[Stored items from a collection]
━━━
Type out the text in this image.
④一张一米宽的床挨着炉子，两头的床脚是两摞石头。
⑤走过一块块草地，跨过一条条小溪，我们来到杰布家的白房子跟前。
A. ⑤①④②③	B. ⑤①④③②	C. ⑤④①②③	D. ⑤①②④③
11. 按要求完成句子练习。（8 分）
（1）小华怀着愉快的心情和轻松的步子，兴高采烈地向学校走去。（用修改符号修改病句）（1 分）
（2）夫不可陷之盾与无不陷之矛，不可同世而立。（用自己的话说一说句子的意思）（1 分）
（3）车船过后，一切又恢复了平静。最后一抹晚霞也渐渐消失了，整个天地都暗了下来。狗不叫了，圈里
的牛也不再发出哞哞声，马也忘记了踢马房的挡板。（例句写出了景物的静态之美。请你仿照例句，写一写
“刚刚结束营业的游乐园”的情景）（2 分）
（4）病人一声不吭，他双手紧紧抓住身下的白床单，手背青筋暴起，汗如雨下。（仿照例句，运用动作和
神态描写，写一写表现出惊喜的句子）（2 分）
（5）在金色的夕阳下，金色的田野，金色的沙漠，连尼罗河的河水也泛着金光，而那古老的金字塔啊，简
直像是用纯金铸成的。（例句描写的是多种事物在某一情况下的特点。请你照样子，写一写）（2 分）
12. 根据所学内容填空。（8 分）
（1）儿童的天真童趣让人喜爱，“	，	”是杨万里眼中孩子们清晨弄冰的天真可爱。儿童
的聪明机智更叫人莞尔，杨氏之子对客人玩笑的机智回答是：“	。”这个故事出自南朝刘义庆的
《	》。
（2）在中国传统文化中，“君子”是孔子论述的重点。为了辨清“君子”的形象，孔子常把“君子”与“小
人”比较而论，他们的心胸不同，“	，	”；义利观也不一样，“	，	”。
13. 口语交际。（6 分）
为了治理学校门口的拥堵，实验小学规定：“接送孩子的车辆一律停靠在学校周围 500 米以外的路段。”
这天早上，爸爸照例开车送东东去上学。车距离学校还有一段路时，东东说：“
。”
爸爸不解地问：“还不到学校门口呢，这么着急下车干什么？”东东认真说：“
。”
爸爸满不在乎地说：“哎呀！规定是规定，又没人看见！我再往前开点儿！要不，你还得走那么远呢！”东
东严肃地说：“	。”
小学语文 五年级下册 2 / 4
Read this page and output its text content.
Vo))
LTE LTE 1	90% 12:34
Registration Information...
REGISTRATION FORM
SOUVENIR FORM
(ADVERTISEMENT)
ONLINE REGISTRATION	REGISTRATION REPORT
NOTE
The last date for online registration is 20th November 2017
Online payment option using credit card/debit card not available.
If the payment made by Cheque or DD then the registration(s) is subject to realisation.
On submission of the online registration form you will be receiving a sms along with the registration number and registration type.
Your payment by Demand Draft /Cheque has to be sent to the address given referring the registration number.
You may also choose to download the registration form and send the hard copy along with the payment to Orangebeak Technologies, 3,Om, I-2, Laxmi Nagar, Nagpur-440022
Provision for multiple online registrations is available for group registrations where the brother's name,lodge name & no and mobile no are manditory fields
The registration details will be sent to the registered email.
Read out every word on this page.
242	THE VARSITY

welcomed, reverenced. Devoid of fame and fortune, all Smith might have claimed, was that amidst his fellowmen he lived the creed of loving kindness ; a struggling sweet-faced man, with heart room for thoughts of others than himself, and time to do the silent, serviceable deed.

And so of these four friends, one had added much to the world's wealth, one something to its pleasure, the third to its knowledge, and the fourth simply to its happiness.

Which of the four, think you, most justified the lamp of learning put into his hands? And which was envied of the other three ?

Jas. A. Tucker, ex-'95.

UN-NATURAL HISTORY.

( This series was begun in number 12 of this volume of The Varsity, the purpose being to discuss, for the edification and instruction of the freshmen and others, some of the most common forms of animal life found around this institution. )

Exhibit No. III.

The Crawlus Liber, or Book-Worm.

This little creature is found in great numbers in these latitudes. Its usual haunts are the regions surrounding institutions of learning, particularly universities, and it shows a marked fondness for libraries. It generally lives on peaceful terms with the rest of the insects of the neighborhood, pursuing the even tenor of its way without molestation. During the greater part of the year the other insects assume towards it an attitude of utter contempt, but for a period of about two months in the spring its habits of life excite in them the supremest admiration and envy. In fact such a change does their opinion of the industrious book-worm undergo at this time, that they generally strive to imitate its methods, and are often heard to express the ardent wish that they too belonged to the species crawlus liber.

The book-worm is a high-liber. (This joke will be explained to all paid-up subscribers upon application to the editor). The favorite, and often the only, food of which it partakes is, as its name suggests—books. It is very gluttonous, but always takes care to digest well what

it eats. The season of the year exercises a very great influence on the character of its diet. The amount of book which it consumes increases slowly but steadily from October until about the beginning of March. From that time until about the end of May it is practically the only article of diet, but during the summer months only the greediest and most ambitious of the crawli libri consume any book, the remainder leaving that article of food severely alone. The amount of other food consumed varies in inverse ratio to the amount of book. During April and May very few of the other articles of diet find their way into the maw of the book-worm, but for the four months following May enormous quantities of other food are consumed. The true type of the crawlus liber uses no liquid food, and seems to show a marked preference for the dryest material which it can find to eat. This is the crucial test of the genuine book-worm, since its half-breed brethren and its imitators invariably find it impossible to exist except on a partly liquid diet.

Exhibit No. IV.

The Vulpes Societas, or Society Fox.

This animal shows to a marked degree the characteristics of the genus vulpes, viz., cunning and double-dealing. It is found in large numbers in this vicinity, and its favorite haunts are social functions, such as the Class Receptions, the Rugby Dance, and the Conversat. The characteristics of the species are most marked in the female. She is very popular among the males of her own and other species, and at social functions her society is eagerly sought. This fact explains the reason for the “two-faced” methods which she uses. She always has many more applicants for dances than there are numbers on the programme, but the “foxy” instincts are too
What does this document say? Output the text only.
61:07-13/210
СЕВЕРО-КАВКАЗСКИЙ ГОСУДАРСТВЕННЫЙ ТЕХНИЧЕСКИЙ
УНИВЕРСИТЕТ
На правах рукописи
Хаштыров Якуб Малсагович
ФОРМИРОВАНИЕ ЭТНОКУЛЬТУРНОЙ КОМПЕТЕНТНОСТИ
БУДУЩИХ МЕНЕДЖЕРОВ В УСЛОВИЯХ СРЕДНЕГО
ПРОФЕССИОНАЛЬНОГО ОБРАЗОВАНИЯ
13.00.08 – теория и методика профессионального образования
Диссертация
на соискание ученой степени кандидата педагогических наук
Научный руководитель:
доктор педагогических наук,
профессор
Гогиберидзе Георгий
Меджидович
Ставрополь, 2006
━━━
◆ Your task:
Copy down the material exactly as written.

◆ Result for this exercise:
Type out the text in this image.
④一张一米宽的床挨着炉子，两头的床脚是两摞石头。
⑤走过一块块草地，跨过一条条小溪，我们来到杰布家的白房子跟前。
A. ⑤①④②③	B. ⑤①④③②	C. ⑤④①②③	D. ⑤①②④③
11. 按要求完成句子练习。（8 分）
（1）小华怀着愉快的心情和轻松的步子，兴高采烈地向学校走去。（用修改符号修改病句）（1 分）
（2）夫不可陷之盾与无不陷之矛，不可同世而立。（用自己的话说一说句子的意思）（1 分）
（3）车船过后，一切又恢复了平静。最后一抹晚霞也渐渐消失了，整个天地都暗了下来。狗不叫了，圈里
的牛也不再发出哞哞声，马也忘记了踢马房的挡板。（例句写出了景物的静态之美。请你仿照例句，写一写
“刚刚结束营业的游乐园”的情景）（2 分）
（4）病人一声不吭，他双手紧紧抓住身下的白床单，手背青筋暴起，汗如雨下。（仿照例句，运用动作和
神态描写，写一写表现出惊喜的句子）（2 分）
（5）在金色的夕阳下，金色的田野，金色的沙漠，连尼罗河的河水也泛着金光，而那古老的金字塔啊，简
直像是用纯金铸成的。（例句描写的是多种事物在某一情况下的特点。请你照样子，写一写）（2 分）
12. 根据所学内容填空。（8 分）
（1）儿童的天真童趣让人喜爱，“	，	”是杨万里眼中孩子们清晨弄冰的天真可爱。儿童
的聪明机智更叫人莞尔，杨氏之子对客人玩笑的机智回答是：“	。”这个故事出自南朝刘义庆的
《	》。
（2）在中国传统文化中，“君子”是孔子论述的重点。为了辨清“君子”的形象，孔子常把“君子”与“小
人”比较而论，他们的心胸不同，“	，	”；义利观也不一样，“	，	”。
13. 口语交际。（6 分）
为了治理学校门口的拥堵，实验小学规定：“接送孩子的车辆一律停靠在学校周围 500 米以外的路段。”
这天早上，爸爸照例开车送东东去上学。车距离学校还有一段路时，东东说：“
。”
爸爸不解地问：“还不到学校门口呢，这么着急下车干什么？”东东认真说：“
。”
爸爸满不在乎地说：“哎呀！规定是规定，又没人看见！我再往前开点儿！要不，你还得走那么远呢！”东
东严肃地说：“	。”
小学语文 五年级下册 2 / 4
Read this page and output its text content.
Vo))
LTE LTE 1	90% 12:34
Registration Information...
REGISTRATION FORM
SOUVENIR FORM
(ADVERTISEMENT)
ONLINE REGISTRATION	REGISTRATION REPORT
NOTE
The last date for online registration is 20th November 2017
Online payment option using credit card/debit card not available.
If the payment made by Cheque or DD then the registration(s) is subject to realisation.
On submission of the online registration form you will be receiving a sms along with the registration number and registration type.
Your payment by Demand Draft /Cheque has to be sent to the address given referring the registration number.
You may also choose to download the registration form and send the hard copy along with the payment to Orangebeak Technologies, 3,Om, I-2, Laxmi Nagar, Nagpur-440022
Provision for multiple online registrations is available for group registrations where the brother's name,lodge name & no and mobile no are manditory fields
The registration details will be sent to the registered email.
Read out every word on this page.
242	THE VARSITY

welcomed, reverenced. Devoid of fame and fortune, all Smith might have claimed, was that amidst his fellowmen he lived the creed of loving kindness ; a struggling sweet-faced man, with heart room for thoughts of others than himself, and time to do the silent, serviceable deed.

And so of these four friends, one had added much to the world's wealth, one something to its pleasure, the third to its knowledge, and the fourth simply to its happiness.

Which of the four, think you, most justified the lamp of learning put into his hands? And which was envied of the other three ?

Jas. A. Tucker, ex-'95.

UN-NATURAL HISTORY.

( This series was begun in number 12 of this volume of The Varsity, the purpose being to discuss, for the edification and instruction of the freshmen and others, some of the most common forms of animal life found around this institution. )

Exhibit No. III.

The Crawlus Liber, or Book-Worm.

This little creature is found in great numbers in these latitudes. Its usual haunts are the regions surrounding institutions of learning, particularly universities, and it shows a marked fondness for libraries. It generally lives on peaceful terms with the rest of the insects of the neighborhood, pursuing the even tenor of its way without molestation. During the greater part of the year the other insects assume towards it an attitude of utter contempt, but for a period of about two months in the spring its habits of life excite in them the supremest admiration and envy. In fact such a change does their opinion of the industrious book-worm undergo at this time, that they generally strive to imitate its methods, and are often heard to express the ardent wish that they too belonged to the species crawlus liber.

The book-worm is a high-liber. (This joke will be explained to all paid-up subscribers upon application to the editor). The favorite, and often the only, food of which it partakes is, as its name suggests—books. It is very gluttonous, but always takes care to digest well what

it eats. The season of the year exercises a very great influence on the character of its diet. The amount of book which it consumes increases slowly but steadily from October until about the beginning of March. From that time until about the end of May it is practically the only article of diet, but during the summer months only the greediest and most ambitious of the crawli libri consume any book, the remainder leaving that article of food severely alone. The amount of other food consumed varies in inverse ratio to the amount of book. During April and May very few of the other articles of diet find their way into the maw of the book-worm, but for the four months following May enormous quantities of other food are consumed. The true type of the crawlus liber uses no liquid food, and seems to show a marked preference for the dryest material which it can find to eat. This is the crucial test of the genuine book-worm, since its half-breed brethren and its imitators invariably find it impossible to exist except on a partly liquid diet.

Exhibit No. IV.

The Vulpes Societas, or Society Fox.

This animal shows to a marked degree the characteristics of the genus vulpes, viz., cunning and double-dealing. It is found in large numbers in this vicinity, and its favorite haunts are social functions, such as the Class Receptions, the Rugby Dance, and the Conversat. The characteristics of the species are most marked in the female. She is very popular among the males of her own and other species, and at social functions her society is eagerly sought. This fact explains the reason for the “two-faced” methods which she uses. She always has many more applicants for dances than there are numbers on the programme, but the “foxy” instincts are too
What does this document say? Output the text only.
61:07-13/210
СЕВЕРО-КАВКАЗСКИЙ ГОСУДАРСТВЕННЫЙ ТЕХНИЧЕСКИЙ
УНИВЕРСИТЕТ
На правах рукописи
Хаштыров Якуб Малсагович
ФОРМИРОВАНИЕ ЭТНОКУЛЬТУРНОЙ КОМПЕТЕНТНОСТИ
БУДУЩИХ МЕНЕДЖЕРОВ В УСЛОВИЯХ СРЕДНЕГО
ПРОФЕССИОНАЛЬНОГО ОБРАЗОВАНИЯ
13.00.08 – теория и методика профессионального образования
Диссертация
на соискание ученой степени кандидата педагогических наук
Научный руководитель:
доктор педагогических наук,
профессор
Гогиберидзе Георгий
Меджидович
Ставрополь, 2006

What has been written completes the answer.